• _Prompt_: Each line that holds the word "title" counts once. Give the total number of such lines and nothing else.

• _Records for this exercise_:
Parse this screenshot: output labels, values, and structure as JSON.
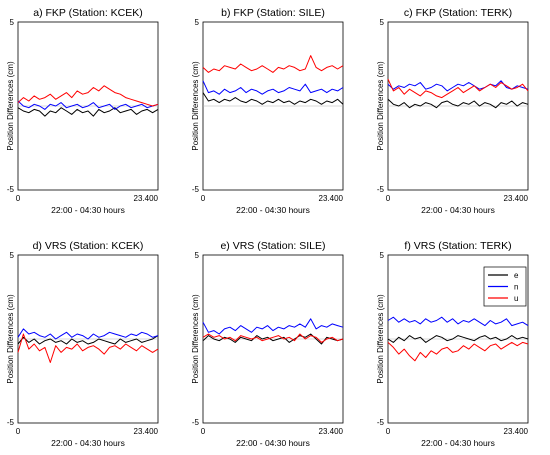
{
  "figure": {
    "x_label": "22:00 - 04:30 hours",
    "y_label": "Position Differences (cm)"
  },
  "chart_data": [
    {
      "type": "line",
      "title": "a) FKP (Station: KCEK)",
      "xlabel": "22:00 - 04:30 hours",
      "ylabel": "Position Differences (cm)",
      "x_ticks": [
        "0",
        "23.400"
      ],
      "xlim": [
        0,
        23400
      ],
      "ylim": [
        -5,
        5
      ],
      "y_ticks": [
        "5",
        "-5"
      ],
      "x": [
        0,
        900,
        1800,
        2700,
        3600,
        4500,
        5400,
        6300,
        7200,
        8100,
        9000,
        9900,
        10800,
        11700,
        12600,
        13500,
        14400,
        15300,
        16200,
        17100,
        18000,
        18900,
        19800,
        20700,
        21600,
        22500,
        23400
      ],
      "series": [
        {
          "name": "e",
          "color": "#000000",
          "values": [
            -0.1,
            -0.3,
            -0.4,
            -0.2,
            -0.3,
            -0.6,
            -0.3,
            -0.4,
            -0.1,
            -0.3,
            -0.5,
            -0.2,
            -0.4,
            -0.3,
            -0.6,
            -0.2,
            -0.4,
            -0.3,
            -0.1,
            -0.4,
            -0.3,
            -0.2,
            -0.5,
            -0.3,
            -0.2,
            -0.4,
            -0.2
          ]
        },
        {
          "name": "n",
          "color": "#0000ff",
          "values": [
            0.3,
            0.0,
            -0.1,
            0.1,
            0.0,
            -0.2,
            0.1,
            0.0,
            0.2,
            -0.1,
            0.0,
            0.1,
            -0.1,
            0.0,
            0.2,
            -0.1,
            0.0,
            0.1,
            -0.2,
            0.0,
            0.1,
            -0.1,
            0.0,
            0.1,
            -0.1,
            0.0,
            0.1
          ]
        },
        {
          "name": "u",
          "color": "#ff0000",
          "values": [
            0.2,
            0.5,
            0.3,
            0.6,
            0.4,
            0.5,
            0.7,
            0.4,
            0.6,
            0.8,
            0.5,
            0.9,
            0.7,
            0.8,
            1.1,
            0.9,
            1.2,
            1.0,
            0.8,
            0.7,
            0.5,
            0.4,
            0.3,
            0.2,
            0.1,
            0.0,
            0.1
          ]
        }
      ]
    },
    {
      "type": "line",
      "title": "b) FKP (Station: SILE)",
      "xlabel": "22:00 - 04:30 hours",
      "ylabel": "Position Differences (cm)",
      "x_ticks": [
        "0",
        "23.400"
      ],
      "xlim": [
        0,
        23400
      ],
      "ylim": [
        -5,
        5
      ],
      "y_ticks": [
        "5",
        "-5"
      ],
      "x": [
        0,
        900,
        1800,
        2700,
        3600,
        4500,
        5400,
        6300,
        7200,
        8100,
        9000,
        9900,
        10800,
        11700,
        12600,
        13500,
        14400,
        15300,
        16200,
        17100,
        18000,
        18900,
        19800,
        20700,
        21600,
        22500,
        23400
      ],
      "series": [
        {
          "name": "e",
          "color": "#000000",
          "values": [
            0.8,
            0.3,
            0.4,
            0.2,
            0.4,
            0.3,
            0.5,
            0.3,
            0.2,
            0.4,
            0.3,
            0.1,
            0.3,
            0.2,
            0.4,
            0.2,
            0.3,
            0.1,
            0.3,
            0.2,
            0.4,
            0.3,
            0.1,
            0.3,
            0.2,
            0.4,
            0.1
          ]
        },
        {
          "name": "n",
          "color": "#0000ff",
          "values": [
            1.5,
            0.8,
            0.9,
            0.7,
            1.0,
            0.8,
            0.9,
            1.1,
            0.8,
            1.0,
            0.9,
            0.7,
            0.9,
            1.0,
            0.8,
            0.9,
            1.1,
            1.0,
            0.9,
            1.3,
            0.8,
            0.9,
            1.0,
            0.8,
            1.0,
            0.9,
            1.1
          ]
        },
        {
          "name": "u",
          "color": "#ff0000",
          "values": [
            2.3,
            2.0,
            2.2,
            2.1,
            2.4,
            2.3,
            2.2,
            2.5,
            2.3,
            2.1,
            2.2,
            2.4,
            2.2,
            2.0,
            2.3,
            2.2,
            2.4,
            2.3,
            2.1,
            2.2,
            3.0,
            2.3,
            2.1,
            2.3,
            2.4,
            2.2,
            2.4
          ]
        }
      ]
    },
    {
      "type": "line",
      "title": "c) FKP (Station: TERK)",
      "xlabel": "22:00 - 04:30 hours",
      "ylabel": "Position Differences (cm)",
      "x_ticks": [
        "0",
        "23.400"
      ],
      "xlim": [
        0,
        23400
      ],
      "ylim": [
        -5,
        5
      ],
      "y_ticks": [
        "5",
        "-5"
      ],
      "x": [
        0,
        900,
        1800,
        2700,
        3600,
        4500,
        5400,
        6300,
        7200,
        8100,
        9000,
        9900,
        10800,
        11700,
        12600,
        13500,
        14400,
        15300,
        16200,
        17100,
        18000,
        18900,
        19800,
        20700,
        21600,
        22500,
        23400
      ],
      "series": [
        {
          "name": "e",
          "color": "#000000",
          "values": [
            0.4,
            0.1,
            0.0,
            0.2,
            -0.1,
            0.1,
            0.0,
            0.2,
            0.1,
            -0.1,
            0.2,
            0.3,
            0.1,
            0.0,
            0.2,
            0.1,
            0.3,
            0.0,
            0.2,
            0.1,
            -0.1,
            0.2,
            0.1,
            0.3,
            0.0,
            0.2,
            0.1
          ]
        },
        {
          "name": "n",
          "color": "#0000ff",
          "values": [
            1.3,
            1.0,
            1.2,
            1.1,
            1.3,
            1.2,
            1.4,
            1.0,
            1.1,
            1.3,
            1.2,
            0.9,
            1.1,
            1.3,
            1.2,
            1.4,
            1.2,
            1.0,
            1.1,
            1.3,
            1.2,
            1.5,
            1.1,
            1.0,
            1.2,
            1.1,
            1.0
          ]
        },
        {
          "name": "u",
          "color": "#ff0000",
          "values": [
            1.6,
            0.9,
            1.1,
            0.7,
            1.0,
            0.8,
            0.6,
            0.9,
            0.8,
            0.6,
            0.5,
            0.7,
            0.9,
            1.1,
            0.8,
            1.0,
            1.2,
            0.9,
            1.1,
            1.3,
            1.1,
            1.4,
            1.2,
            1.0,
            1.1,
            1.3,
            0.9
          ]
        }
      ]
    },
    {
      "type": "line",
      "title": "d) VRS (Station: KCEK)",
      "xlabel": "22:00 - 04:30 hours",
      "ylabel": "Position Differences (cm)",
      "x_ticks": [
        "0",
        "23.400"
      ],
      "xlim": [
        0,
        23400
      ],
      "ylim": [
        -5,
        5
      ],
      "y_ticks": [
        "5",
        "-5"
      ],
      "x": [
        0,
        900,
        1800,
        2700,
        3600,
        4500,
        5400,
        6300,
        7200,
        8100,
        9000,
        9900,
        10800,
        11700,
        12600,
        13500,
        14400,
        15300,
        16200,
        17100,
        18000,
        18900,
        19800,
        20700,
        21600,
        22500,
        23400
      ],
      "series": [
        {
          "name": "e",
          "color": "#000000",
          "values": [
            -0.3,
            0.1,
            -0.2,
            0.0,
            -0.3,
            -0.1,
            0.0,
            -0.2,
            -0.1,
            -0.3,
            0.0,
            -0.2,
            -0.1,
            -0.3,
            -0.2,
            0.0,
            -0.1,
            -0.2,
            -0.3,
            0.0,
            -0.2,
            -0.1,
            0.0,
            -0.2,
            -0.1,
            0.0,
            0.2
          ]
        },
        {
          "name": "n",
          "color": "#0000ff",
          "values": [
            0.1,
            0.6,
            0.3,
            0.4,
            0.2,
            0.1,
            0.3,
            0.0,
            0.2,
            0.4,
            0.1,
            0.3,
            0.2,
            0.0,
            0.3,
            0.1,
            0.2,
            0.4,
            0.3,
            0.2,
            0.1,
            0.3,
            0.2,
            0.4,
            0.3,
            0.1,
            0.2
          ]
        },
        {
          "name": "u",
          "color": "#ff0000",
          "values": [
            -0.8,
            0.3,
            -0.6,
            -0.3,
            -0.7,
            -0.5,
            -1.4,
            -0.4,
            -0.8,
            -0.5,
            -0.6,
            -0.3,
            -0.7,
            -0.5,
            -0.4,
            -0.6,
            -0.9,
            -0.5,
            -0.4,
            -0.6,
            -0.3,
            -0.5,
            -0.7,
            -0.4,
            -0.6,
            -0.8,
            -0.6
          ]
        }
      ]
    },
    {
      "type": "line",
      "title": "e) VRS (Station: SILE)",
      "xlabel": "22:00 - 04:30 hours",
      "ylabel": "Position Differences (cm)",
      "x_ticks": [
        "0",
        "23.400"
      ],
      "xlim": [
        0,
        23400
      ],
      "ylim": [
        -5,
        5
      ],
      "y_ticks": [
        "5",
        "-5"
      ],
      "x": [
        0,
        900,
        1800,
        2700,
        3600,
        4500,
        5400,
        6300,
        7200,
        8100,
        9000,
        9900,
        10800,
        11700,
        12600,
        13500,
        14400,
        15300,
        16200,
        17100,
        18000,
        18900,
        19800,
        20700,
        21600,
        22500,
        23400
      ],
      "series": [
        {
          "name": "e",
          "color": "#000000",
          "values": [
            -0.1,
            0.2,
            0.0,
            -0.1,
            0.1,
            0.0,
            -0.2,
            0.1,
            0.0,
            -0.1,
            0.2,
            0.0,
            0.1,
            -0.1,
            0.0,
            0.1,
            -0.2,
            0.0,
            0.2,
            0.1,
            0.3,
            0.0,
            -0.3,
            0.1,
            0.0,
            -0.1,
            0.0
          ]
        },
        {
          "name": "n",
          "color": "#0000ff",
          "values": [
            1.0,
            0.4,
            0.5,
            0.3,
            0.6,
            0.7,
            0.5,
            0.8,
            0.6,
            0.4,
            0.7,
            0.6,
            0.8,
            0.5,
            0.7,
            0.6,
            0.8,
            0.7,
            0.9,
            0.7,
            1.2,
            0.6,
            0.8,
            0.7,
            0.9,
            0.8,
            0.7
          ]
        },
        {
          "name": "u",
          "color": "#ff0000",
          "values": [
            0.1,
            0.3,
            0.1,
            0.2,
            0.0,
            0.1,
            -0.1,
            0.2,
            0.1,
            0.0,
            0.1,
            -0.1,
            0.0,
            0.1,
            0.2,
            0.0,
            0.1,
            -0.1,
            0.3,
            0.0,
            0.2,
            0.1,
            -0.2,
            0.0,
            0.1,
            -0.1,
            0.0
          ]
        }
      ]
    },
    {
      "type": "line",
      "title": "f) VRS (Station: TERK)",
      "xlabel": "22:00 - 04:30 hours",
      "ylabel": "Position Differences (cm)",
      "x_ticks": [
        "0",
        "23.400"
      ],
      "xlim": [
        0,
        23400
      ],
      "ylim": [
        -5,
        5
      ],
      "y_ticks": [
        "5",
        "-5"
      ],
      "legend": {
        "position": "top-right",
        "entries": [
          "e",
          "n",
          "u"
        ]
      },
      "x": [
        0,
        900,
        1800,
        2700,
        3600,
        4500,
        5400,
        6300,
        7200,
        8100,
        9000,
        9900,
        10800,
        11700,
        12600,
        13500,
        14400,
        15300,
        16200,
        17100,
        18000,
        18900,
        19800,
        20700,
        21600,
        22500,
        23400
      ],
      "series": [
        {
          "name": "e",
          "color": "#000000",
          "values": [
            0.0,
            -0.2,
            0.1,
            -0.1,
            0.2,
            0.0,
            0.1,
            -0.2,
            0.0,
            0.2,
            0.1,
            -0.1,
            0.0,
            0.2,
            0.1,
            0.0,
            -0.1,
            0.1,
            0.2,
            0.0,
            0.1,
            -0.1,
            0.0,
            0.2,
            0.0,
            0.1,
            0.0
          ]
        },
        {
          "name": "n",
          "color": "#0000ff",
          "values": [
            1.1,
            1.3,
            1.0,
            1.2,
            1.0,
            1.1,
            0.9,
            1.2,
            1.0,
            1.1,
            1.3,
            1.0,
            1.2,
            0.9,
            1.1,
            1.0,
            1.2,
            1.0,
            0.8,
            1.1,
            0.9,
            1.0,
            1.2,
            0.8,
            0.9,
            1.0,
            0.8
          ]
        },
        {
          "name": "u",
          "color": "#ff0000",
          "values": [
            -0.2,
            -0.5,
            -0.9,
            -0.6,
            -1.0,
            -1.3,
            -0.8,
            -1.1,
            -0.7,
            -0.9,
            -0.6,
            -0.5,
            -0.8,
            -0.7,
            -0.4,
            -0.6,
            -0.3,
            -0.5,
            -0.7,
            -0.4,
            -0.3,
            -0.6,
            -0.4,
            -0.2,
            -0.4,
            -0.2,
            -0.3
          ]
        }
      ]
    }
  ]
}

• _The reply_: 6